Locate each line in the records containing "color". Copy it.

>> Begin MATERIAL TO PROCESS

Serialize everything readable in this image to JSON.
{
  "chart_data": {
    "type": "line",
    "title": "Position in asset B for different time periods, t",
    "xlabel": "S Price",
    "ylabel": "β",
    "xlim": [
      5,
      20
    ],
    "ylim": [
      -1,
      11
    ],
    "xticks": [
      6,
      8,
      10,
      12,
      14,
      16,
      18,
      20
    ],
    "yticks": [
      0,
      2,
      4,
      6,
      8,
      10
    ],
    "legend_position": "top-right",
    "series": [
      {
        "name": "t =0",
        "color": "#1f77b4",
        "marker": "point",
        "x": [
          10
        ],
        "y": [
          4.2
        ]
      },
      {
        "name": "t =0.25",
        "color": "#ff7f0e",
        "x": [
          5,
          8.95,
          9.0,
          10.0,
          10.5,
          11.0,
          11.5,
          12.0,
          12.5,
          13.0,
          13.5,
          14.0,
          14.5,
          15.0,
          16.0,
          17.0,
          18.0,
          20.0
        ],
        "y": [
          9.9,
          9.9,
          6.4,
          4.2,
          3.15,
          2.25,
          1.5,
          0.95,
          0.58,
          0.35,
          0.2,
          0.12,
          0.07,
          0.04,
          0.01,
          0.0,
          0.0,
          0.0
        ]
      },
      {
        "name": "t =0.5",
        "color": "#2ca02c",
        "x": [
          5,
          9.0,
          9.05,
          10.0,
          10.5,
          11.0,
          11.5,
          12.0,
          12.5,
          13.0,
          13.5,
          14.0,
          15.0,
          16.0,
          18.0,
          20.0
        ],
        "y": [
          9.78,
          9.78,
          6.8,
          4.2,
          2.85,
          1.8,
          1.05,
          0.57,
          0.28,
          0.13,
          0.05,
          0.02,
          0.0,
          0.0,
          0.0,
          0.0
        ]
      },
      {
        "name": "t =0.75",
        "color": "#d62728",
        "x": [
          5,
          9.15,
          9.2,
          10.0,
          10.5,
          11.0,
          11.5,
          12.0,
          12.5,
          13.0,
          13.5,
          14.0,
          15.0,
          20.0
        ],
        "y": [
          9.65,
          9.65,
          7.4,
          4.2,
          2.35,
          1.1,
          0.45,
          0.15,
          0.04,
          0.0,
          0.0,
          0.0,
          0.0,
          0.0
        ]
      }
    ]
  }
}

>> End MATERIAL TO PROCESS

*COMPLETE RESPONSE*.
        "color": "#1f77b4",
        "color": "#ff7f0e",
        "color": "#2ca02c",
        "color": "#d62728",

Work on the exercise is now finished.